[Saved entries]
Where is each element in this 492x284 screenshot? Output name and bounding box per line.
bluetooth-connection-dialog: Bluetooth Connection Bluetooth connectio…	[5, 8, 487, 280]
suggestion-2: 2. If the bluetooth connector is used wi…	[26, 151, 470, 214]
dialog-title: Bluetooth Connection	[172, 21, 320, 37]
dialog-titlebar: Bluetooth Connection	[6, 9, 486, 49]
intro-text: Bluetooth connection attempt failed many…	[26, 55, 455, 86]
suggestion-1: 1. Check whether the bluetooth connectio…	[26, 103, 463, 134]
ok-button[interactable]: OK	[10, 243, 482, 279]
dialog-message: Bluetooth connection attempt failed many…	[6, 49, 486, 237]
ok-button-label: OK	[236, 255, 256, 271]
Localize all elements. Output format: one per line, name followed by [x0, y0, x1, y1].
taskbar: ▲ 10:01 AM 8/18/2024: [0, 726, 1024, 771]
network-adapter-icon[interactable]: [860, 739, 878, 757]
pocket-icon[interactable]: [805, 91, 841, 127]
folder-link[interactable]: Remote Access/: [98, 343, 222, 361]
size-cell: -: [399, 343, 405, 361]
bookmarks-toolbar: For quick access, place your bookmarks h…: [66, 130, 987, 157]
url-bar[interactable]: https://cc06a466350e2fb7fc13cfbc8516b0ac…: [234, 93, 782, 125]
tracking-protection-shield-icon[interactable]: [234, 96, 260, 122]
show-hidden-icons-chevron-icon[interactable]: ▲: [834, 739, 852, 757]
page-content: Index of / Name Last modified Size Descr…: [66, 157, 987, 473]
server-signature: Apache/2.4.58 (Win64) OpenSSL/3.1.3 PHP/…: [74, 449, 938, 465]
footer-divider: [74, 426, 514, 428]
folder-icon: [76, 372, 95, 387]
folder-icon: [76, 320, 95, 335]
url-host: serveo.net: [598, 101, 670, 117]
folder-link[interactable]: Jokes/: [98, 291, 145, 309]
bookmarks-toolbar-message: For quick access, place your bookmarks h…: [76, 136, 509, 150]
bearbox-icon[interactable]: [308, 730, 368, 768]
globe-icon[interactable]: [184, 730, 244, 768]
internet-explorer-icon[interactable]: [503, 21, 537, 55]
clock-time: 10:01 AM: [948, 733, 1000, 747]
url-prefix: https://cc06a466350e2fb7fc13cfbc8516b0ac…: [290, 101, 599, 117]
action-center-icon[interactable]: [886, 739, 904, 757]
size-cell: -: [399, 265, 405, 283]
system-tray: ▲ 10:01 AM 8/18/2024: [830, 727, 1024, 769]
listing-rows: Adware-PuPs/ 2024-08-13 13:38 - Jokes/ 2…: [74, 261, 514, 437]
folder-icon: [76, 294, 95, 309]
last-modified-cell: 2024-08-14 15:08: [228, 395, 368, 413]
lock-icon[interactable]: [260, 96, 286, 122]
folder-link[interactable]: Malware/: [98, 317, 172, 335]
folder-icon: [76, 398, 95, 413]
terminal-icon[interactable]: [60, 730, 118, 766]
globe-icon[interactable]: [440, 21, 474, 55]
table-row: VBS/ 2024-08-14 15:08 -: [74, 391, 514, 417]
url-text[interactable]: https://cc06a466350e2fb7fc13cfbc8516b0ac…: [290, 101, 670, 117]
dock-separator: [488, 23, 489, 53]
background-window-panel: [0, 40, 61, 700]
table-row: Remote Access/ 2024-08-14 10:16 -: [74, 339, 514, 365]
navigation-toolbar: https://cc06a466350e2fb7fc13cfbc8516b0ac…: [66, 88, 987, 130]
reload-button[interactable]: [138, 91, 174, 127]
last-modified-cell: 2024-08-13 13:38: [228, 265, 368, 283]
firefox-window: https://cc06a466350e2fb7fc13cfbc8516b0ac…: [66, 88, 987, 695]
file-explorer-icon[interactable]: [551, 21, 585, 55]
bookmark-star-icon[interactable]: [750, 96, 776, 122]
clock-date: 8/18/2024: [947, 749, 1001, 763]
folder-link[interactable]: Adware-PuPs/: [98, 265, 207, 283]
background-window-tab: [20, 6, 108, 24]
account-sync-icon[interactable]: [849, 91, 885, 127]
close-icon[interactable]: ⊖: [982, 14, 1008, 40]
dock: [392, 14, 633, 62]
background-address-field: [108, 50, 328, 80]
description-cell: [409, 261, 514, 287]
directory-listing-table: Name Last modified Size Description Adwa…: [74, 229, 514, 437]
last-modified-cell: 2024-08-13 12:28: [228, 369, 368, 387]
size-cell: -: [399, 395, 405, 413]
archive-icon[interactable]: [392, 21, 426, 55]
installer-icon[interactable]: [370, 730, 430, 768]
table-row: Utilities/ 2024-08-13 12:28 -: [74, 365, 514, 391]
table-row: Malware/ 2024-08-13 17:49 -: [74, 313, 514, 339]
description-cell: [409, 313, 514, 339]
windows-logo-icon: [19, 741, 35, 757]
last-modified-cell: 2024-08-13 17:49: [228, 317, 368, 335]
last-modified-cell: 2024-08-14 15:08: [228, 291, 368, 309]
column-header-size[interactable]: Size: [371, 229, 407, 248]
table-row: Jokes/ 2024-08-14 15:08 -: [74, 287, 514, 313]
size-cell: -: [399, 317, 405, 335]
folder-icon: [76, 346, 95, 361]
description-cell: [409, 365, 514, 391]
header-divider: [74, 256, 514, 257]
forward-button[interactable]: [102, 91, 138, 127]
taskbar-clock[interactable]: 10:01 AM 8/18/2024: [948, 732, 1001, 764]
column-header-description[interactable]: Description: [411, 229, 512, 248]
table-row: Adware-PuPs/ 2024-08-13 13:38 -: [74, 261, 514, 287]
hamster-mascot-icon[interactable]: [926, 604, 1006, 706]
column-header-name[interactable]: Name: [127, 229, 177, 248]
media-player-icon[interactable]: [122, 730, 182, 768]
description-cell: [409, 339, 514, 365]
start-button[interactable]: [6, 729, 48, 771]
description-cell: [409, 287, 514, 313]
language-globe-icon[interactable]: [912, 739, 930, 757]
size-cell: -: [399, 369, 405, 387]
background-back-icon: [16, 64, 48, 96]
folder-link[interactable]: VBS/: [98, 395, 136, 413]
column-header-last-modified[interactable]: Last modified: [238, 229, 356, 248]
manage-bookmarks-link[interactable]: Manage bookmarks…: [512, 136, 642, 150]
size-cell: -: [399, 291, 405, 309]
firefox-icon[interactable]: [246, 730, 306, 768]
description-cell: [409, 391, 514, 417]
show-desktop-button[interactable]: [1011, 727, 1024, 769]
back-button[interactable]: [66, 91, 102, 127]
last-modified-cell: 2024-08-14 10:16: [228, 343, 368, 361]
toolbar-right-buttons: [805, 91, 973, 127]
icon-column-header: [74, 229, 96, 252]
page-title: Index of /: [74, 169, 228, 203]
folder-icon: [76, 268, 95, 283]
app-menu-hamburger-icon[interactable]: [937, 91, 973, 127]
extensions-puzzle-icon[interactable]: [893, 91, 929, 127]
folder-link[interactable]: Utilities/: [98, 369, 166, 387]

■ DIRECTIONS FOR THIS TASK ■
Repeat all the saved entries above line for line, without changing anything.

■ RESULT OF THIS TASK ■
Where is each element in this 492x284 screenshot? Output name and bounding box per line.
bluetooth-connection-dialog: Bluetooth Connection Bluetooth connectio…	[5, 8, 487, 280]
suggestion-2: 2. If the bluetooth connector is used wi…	[26, 151, 470, 214]
dialog-title: Bluetooth Connection	[172, 21, 320, 37]
dialog-titlebar: Bluetooth Connection	[6, 9, 486, 49]
intro-text: Bluetooth connection attempt failed many…	[26, 55, 455, 86]
suggestion-1: 1. Check whether the bluetooth connectio…	[26, 103, 463, 134]
ok-button[interactable]: OK	[10, 243, 482, 279]
dialog-message: Bluetooth connection attempt failed many…	[6, 49, 486, 237]
ok-button-label: OK	[236, 255, 256, 271]
Localize all elements. Output format: one per line, name followed by [x0, y0, x1, y1].
taskbar: ▲ 10:01 AM 8/18/2024: [0, 726, 1024, 771]
network-adapter-icon[interactable]: [860, 739, 878, 757]
pocket-icon[interactable]: [805, 91, 841, 127]
folder-link[interactable]: Remote Access/: [98, 343, 222, 361]
size-cell: -: [399, 343, 405, 361]
bookmarks-toolbar: For quick access, place your bookmarks h…: [66, 130, 987, 157]
url-bar[interactable]: https://cc06a466350e2fb7fc13cfbc8516b0ac…: [234, 93, 782, 125]
tracking-protection-shield-icon[interactable]: [234, 96, 260, 122]
show-hidden-icons-chevron-icon[interactable]: ▲: [834, 739, 852, 757]
page-content: Index of / Name Last modified Size Descr…: [66, 157, 987, 473]
server-signature: Apache/2.4.58 (Win64) OpenSSL/3.1.3 PHP/…: [74, 449, 938, 465]
footer-divider: [74, 426, 514, 428]
folder-icon: [76, 372, 95, 387]
folder-icon: [76, 320, 95, 335]
url-host: serveo.net: [598, 101, 670, 117]
folder-link[interactable]: Jokes/: [98, 291, 145, 309]
bookmarks-toolbar-message: For quick access, place your bookmarks h…: [76, 136, 509, 150]
bearbox-icon[interactable]: [308, 730, 368, 768]
globe-icon[interactable]: [184, 730, 244, 768]
internet-explorer-icon[interactable]: [503, 21, 537, 55]
clock-time: 10:01 AM: [948, 733, 1000, 747]
url-prefix: https://cc06a466350e2fb7fc13cfbc8516b0ac…: [290, 101, 599, 117]
action-center-icon[interactable]: [886, 739, 904, 757]
size-cell: -: [399, 265, 405, 283]
system-tray: ▲ 10:01 AM 8/18/2024: [830, 727, 1024, 769]
listing-rows: Adware-PuPs/ 2024-08-13 13:38 - Jokes/ 2…: [74, 261, 514, 437]
folder-icon: [76, 294, 95, 309]
last-modified-cell: 2024-08-14 15:08: [228, 395, 368, 413]
lock-icon[interactable]: [260, 96, 286, 122]
folder-link[interactable]: Malware/: [98, 317, 172, 335]
folder-icon: [76, 398, 95, 413]
terminal-icon[interactable]: [60, 730, 118, 766]
globe-icon[interactable]: [440, 21, 474, 55]
table-row: VBS/ 2024-08-14 15:08 -: [74, 391, 514, 417]
url-text[interactable]: https://cc06a466350e2fb7fc13cfbc8516b0ac…: [290, 101, 670, 117]
dock-separator: [488, 23, 489, 53]
background-window-panel: [0, 40, 61, 700]
table-row: Remote Access/ 2024-08-14 10:16 -: [74, 339, 514, 365]
navigation-toolbar: https://cc06a466350e2fb7fc13cfbc8516b0ac…: [66, 88, 987, 130]
reload-button[interactable]: [138, 91, 174, 127]
last-modified-cell: 2024-08-13 13:38: [228, 265, 368, 283]
firefox-window: https://cc06a466350e2fb7fc13cfbc8516b0ac…: [66, 88, 987, 695]
file-explorer-icon[interactable]: [551, 21, 585, 55]
bookmark-star-icon[interactable]: [750, 96, 776, 122]
clock-date: 8/18/2024: [947, 749, 1001, 763]
folder-link[interactable]: Adware-PuPs/: [98, 265, 207, 283]
background-window-tab: [20, 6, 108, 24]
account-sync-icon[interactable]: [849, 91, 885, 127]
close-icon[interactable]: ⊖: [982, 14, 1008, 40]
dock: [392, 14, 633, 62]
background-address-field: [108, 50, 328, 80]
description-cell: [409, 261, 514, 287]
directory-listing-table: Name Last modified Size Description Adwa…: [74, 229, 514, 437]
last-modified-cell: 2024-08-13 12:28: [228, 369, 368, 387]
size-cell: -: [399, 395, 405, 413]
archive-icon[interactable]: [392, 21, 426, 55]
installer-icon[interactable]: [370, 730, 430, 768]
table-row: Utilities/ 2024-08-13 12:28 -: [74, 365, 514, 391]
table-row: Malware/ 2024-08-13 17:49 -: [74, 313, 514, 339]
description-cell: [409, 313, 514, 339]
windows-logo-icon: [19, 741, 35, 757]
last-modified-cell: 2024-08-13 17:49: [228, 317, 368, 335]
last-modified-cell: 2024-08-14 15:08: [228, 291, 368, 309]
column-header-size[interactable]: Size: [371, 229, 407, 248]
table-row: Jokes/ 2024-08-14 15:08 -: [74, 287, 514, 313]
size-cell: -: [399, 317, 405, 335]
folder-icon: [76, 346, 95, 361]
description-cell: [409, 365, 514, 391]
header-divider: [74, 256, 514, 257]
forward-button[interactable]: [102, 91, 138, 127]
taskbar-clock[interactable]: 10:01 AM 8/18/2024: [948, 732, 1001, 764]
column-header-description[interactable]: Description: [411, 229, 512, 248]
table-row: Adware-PuPs/ 2024-08-13 13:38 -: [74, 261, 514, 287]
hamster-mascot-icon[interactable]: [926, 604, 1006, 706]
column-header-name[interactable]: Name: [127, 229, 177, 248]
media-player-icon[interactable]: [122, 730, 182, 768]
description-cell: [409, 339, 514, 365]
start-button[interactable]: [6, 729, 48, 771]
description-cell: [409, 287, 514, 313]
language-globe-icon[interactable]: [912, 739, 930, 757]
size-cell: -: [399, 369, 405, 387]
background-back-icon: [16, 64, 48, 96]
folder-link[interactable]: VBS/: [98, 395, 136, 413]
column-header-last-modified[interactable]: Last modified: [238, 229, 356, 248]
manage-bookmarks-link[interactable]: Manage bookmarks…: [512, 136, 642, 150]
size-cell: -: [399, 291, 405, 309]
firefox-icon[interactable]: [246, 730, 306, 768]
description-cell: [409, 391, 514, 417]
show-desktop-button[interactable]: [1011, 727, 1024, 769]
back-button[interactable]: [66, 91, 102, 127]
last-modified-cell: 2024-08-14 10:16: [228, 343, 368, 361]
toolbar-right-buttons: [805, 91, 973, 127]
icon-column-header: [74, 229, 96, 252]
page-title: Index of /: [74, 169, 228, 203]
folder-icon: [76, 268, 95, 283]
app-menu-hamburger-icon[interactable]: [937, 91, 973, 127]
extensions-puzzle-icon[interactable]: [893, 91, 929, 127]
folder-link[interactable]: Utilities/: [98, 369, 166, 387]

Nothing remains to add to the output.